#### TASK TO COMPLETE
All the records that follow need to be reproduced exactly. Omit the images.

(Stored entries)
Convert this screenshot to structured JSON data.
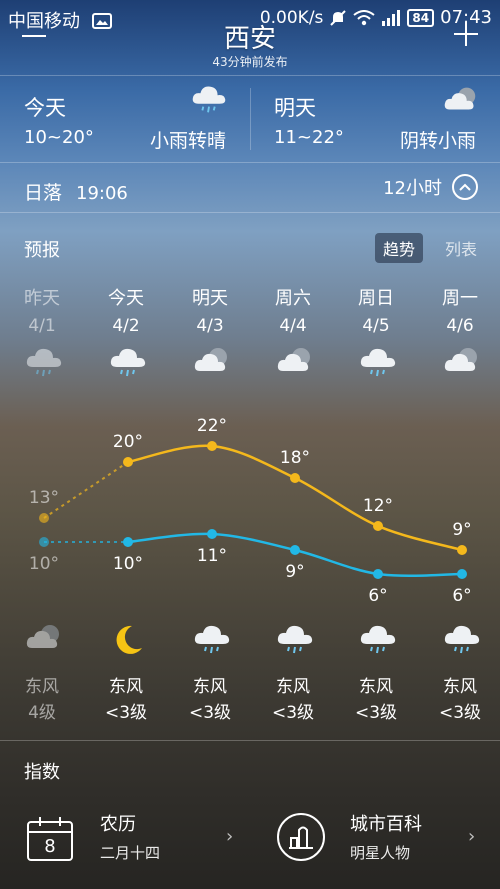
{
  "status_bar": {
    "carrier": "中国移动",
    "speed": "0.00K/s",
    "battery": "84",
    "time": "07:43"
  },
  "header": {
    "city": "西安",
    "published": "43分钟前发布"
  },
  "today": {
    "label": "今天",
    "temp": "10~20°",
    "desc": "小雨转晴"
  },
  "tomorrow": {
    "label": "明天",
    "temp": "11~22°",
    "desc": "阴转小雨"
  },
  "sun": {
    "label": "日落",
    "time": "19:06",
    "hours": "12小时"
  },
  "forecast": {
    "title": "预报",
    "view_trend": "趋势",
    "view_list": "列表",
    "days": [
      {
        "name": "昨天",
        "date": "4/1",
        "high": "13°",
        "low": "10°",
        "day_icon": "cloudy-rain-icon",
        "night_icon": "cloudy-icon",
        "wind": "东风",
        "level": "4级"
      },
      {
        "name": "今天",
        "date": "4/2",
        "high": "20°",
        "low": "10°",
        "day_icon": "cloudy-rain-icon",
        "night_icon": "moon-icon",
        "wind": "东风",
        "level": "<3级"
      },
      {
        "name": "明天",
        "date": "4/3",
        "high": "22°",
        "low": "11°",
        "day_icon": "cloudy-icon",
        "night_icon": "cloudy-rain-icon",
        "wind": "东风",
        "level": "<3级"
      },
      {
        "name": "周六",
        "date": "4/4",
        "high": "18°",
        "low": "9°",
        "day_icon": "cloudy-icon",
        "night_icon": "cloudy-rain-icon",
        "wind": "东风",
        "level": "<3级"
      },
      {
        "name": "周日",
        "date": "4/5",
        "high": "12°",
        "low": "6°",
        "day_icon": "cloudy-rain-icon",
        "night_icon": "cloudy-rain-icon",
        "wind": "东风",
        "level": "<3级"
      },
      {
        "name": "周一",
        "date": "4/6",
        "high": "9°",
        "low": "6°",
        "day_icon": "cloudy-icon",
        "night_icon": "cloudy-rain-icon",
        "wind": "东风",
        "level": "<3级"
      }
    ]
  },
  "chart_data": {
    "type": "line",
    "categories": [
      "4/1",
      "4/2",
      "4/3",
      "4/4",
      "4/5",
      "4/6"
    ],
    "series": [
      {
        "values": [
          13,
          20,
          22,
          18,
          12,
          9
        ],
        "color": "#f4b81c"
      },
      {
        "values": [
          10,
          10,
          11,
          9,
          6,
          6
        ],
        "color": "#22b8e6"
      }
    ],
    "ylim": [
      4,
      24
    ],
    "grid": false
  },
  "index": {
    "title": "指数",
    "items": [
      {
        "title": "农历",
        "sub": "二月十四",
        "icon": "calendar-icon",
        "icon_text": "8"
      },
      {
        "title": "城市百科",
        "sub": "明星人物",
        "icon": "building-icon"
      }
    ]
  }
}
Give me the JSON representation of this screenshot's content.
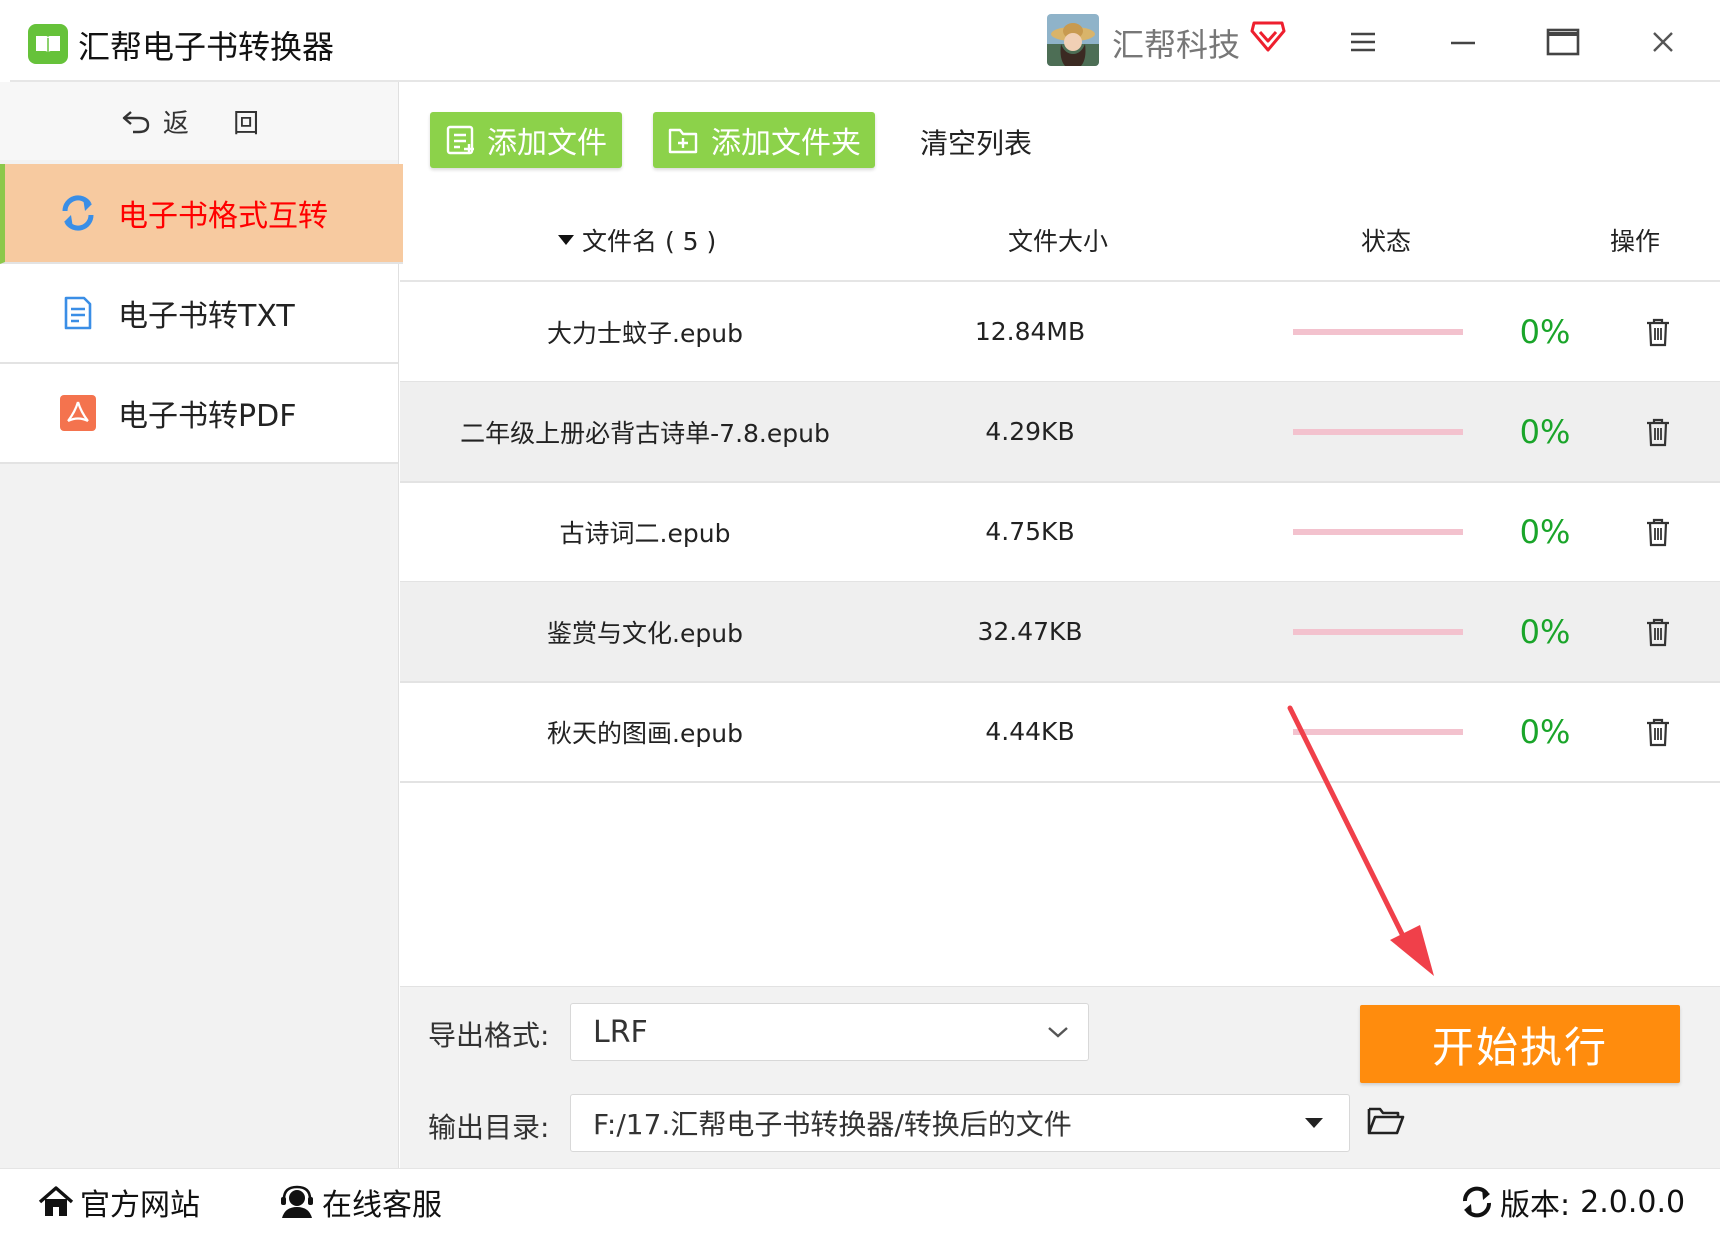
{
  "app": {
    "title": "汇帮电子书转换器",
    "brand_name": "汇帮科技",
    "accent_color": "#8cd24a",
    "highlight_color": "#ff8c0d"
  },
  "sidebar": {
    "back_label": "返 回",
    "items": [
      {
        "label": "电子书格式互转",
        "icon": "refresh-icon",
        "active": true
      },
      {
        "label": "电子书转TXT",
        "icon": "document-icon",
        "active": false
      },
      {
        "label": "电子书转PDF",
        "icon": "pdf-icon",
        "active": false
      }
    ]
  },
  "toolbar": {
    "add_file": "添加文件",
    "add_folder": "添加文件夹",
    "clear_list": "清空列表"
  },
  "table": {
    "headers": {
      "name": "文件名 ( 5 )",
      "size": "文件大小",
      "status": "状态",
      "action": "操作"
    },
    "rows": [
      {
        "name": "大力士蚊子.epub",
        "size": "12.84MB",
        "progress": 0,
        "percent": "0%"
      },
      {
        "name": "二年级上册必背古诗单-7.8.epub",
        "size": "4.29KB",
        "progress": 0,
        "percent": "0%"
      },
      {
        "name": "古诗词二.epub",
        "size": "4.75KB",
        "progress": 0,
        "percent": "0%"
      },
      {
        "name": "鉴赏与文化.epub",
        "size": "32.47KB",
        "progress": 0,
        "percent": "0%"
      },
      {
        "name": "秋天的图画.epub",
        "size": "4.44KB",
        "progress": 0,
        "percent": "0%"
      }
    ]
  },
  "output": {
    "format_label": "导出格式:",
    "format_value": "LRF",
    "dir_label": "输出目录:",
    "dir_value": "F:/17.汇帮电子书转换器/转换后的文件",
    "start_label": "开始执行"
  },
  "statusbar": {
    "website": "官方网站",
    "support": "在线客服",
    "version_label": "版本:",
    "version_value": "2.0.0.0"
  }
}
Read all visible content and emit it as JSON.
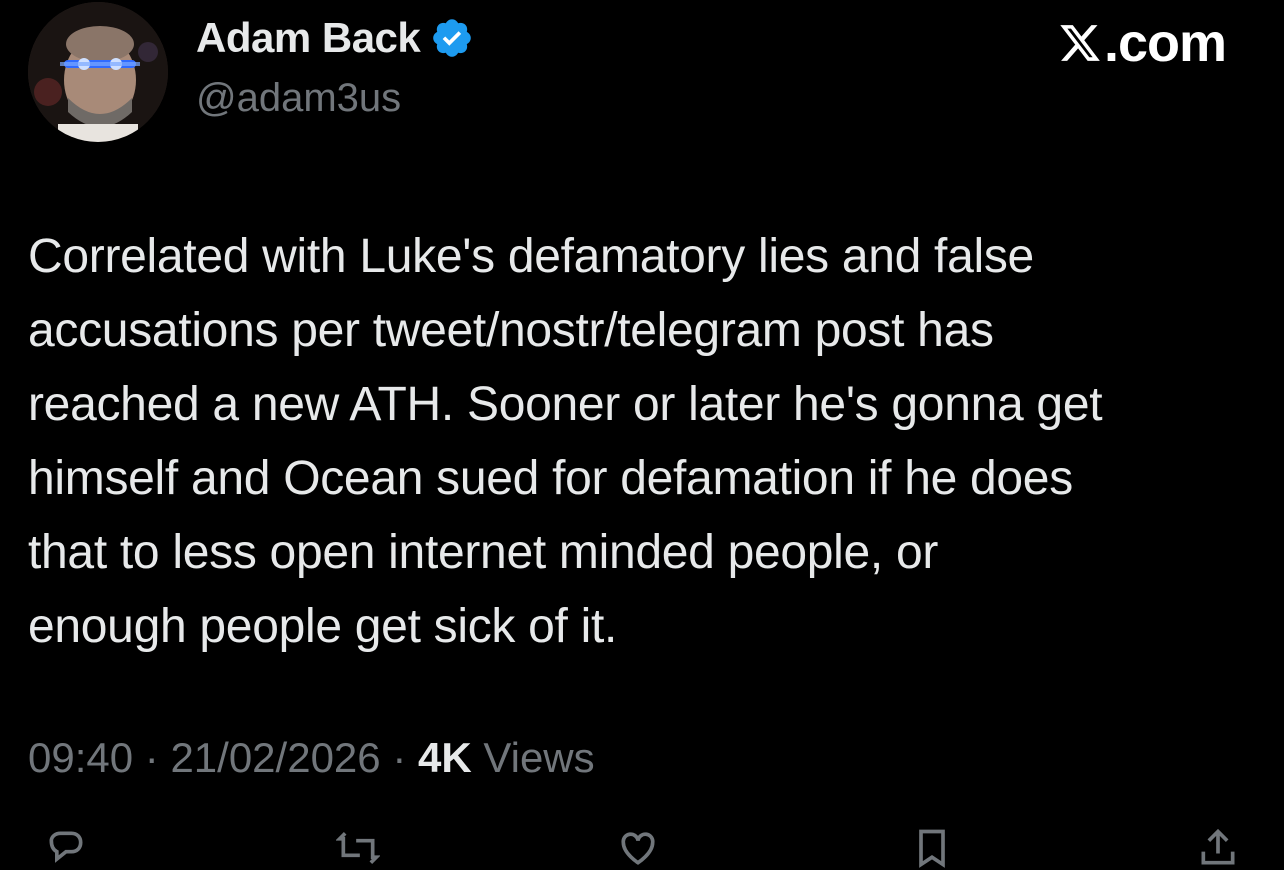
{
  "author": {
    "display_name": "Adam Back",
    "handle": "@adam3us",
    "verified_icon": "verified-badge-icon",
    "avatar": "avatar"
  },
  "site": {
    "logo_icon": "x-logo-icon",
    "label": ".com"
  },
  "tweet": {
    "text": "Correlated with Luke's defamatory lies and false\naccusations per tweet/nostr/telegram post has\nreached a new ATH. Sooner or later he's gonna get\nhimself and Ocean sued for defamation if he does\nthat to less open internet minded people, or\nenough people get sick of it."
  },
  "meta": {
    "time": "09:40",
    "separator": " · ",
    "date": "21/02/2026",
    "views_count": "4K",
    "views_label": " Views"
  },
  "actions": [
    "reply-icon",
    "repost-icon",
    "like-icon",
    "bookmark-icon",
    "share-icon"
  ],
  "colors": {
    "background": "#000000",
    "text": "#e7e9ea",
    "muted": "#71767b",
    "verified": "#1d9bf0"
  }
}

#### RIGHT ANSWER
Convert this screenshot to structured JSON data.
{
  "status_bar": {
    "carrier": "中国移动",
    "speed": "0.00K/s",
    "battery": "84",
    "time": "07:43"
  },
  "header": {
    "city": "西安",
    "published": "43分钟前发布"
  },
  "today": {
    "label": "今天",
    "temp": "10~20°",
    "desc": "小雨转晴"
  },
  "tomorrow": {
    "label": "明天",
    "temp": "11~22°",
    "desc": "阴转小雨"
  },
  "sun": {
    "label": "日落",
    "time": "19:06",
    "hours": "12小时"
  },
  "forecast": {
    "title": "预报",
    "view_trend": "趋势",
    "view_list": "列表",
    "days": [
      {
        "name": "昨天",
        "date": "4/1",
        "high": "13°",
        "low": "10°",
        "day_icon": "cloudy-rain-icon",
        "night_icon": "cloudy-icon",
        "wind": "东风",
        "level": "4级"
      },
      {
        "name": "今天",
        "date": "4/2",
        "high": "20°",
        "low": "10°",
        "day_icon": "cloudy-rain-icon",
        "night_icon": "moon-icon",
        "wind": "东风",
        "level": "<3级"
      },
      {
        "name": "明天",
        "date": "4/3",
        "high": "22°",
        "low": "11°",
        "day_icon": "cloudy-icon",
        "night_icon": "cloudy-rain-icon",
        "wind": "东风",
        "level": "<3级"
      },
      {
        "name": "周六",
        "date": "4/4",
        "high": "18°",
        "low": "9°",
        "day_icon": "cloudy-icon",
        "night_icon": "cloudy-rain-icon",
        "wind": "东风",
        "level": "<3级"
      },
      {
        "name": "周日",
        "date": "4/5",
        "high": "12°",
        "low": "6°",
        "day_icon": "cloudy-rain-icon",
        "night_icon": "cloudy-rain-icon",
        "wind": "东风",
        "level": "<3级"
      },
      {
        "name": "周一",
        "date": "4/6",
        "high": "9°",
        "low": "6°",
        "day_icon": "cloudy-icon",
        "night_icon": "cloudy-rain-icon",
        "wind": "东风",
        "level": "<3级"
      }
    ]
  },
  "chart_data": {
    "type": "line",
    "categories": [
      "4/1",
      "4/2",
      "4/3",
      "4/4",
      "4/5",
      "4/6"
    ],
    "series": [
      {
        "values": [
          13,
          20,
          22,
          18,
          12,
          9
        ],
        "color": "#f4b81c"
      },
      {
        "values": [
          10,
          10,
          11,
          9,
          6,
          6
        ],
        "color": "#22b8e6"
      }
    ],
    "ylim": [
      4,
      24
    ],
    "grid": false
  },
  "index": {
    "title": "指数",
    "items": [
      {
        "title": "农历",
        "sub": "二月十四",
        "icon": "calendar-icon",
        "icon_text": "8"
      },
      {
        "title": "城市百科",
        "sub": "明星人物",
        "icon": "building-icon"
      }
    ]
  }
}
Give me the JSON representation of this screenshot's content.
{
  "app": {
    "title": "汇帮电子书转换器",
    "brand_name": "汇帮科技",
    "accent_color": "#8cd24a",
    "highlight_color": "#ff8c0d"
  },
  "sidebar": {
    "back_label": "返 回",
    "items": [
      {
        "label": "电子书格式互转",
        "icon": "refresh-icon",
        "active": true
      },
      {
        "label": "电子书转TXT",
        "icon": "document-icon",
        "active": false
      },
      {
        "label": "电子书转PDF",
        "icon": "pdf-icon",
        "active": false
      }
    ]
  },
  "toolbar": {
    "add_file": "添加文件",
    "add_folder": "添加文件夹",
    "clear_list": "清空列表"
  },
  "table": {
    "headers": {
      "name": "文件名 ( 5 )",
      "size": "文件大小",
      "status": "状态",
      "action": "操作"
    },
    "rows": [
      {
        "name": "大力士蚊子.epub",
        "size": "12.84MB",
        "progress": 0,
        "percent": "0%"
      },
      {
        "name": "二年级上册必背古诗单-7.8.epub",
        "size": "4.29KB",
        "progress": 0,
        "percent": "0%"
      },
      {
        "name": "古诗词二.epub",
        "size": "4.75KB",
        "progress": 0,
        "percent": "0%"
      },
      {
        "name": "鉴赏与文化.epub",
        "size": "32.47KB",
        "progress": 0,
        "percent": "0%"
      },
      {
        "name": "秋天的图画.epub",
        "size": "4.44KB",
        "progress": 0,
        "percent": "0%"
      }
    ]
  },
  "output": {
    "format_label": "导出格式:",
    "format_value": "LRF",
    "dir_label": "输出目录:",
    "dir_value": "F:/17.汇帮电子书转换器/转换后的文件",
    "start_label": "开始执行"
  },
  "statusbar": {
    "website": "官方网站",
    "support": "在线客服",
    "version_label": "版本:",
    "version_value": "2.0.0.0"
  }
}
Read all visible content and emit it as JSON.
{
  "author": {
    "display_name": "Adam Back",
    "handle": "@adam3us",
    "verified_icon": "verified-badge-icon",
    "avatar": "avatar"
  },
  "site": {
    "logo_icon": "x-logo-icon",
    "label": ".com"
  },
  "tweet": {
    "text": "Correlated with Luke's defamatory lies and false\naccusations per tweet/nostr/telegram post has\nreached a new ATH. Sooner or later he's gonna get\nhimself and Ocean sued for defamation if he does\nthat to less open internet minded people, or\nenough people get sick of it."
  },
  "meta": {
    "time": "09:40",
    "separator": " · ",
    "date": "21/02/2026",
    "views_count": "4K",
    "views_label": " Views"
  },
  "actions": [
    "reply-icon",
    "repost-icon",
    "like-icon",
    "bookmark-icon",
    "share-icon"
  ],
  "colors": {
    "background": "#000000",
    "text": "#e7e9ea",
    "muted": "#71767b",
    "verified": "#1d9bf0"
  }
}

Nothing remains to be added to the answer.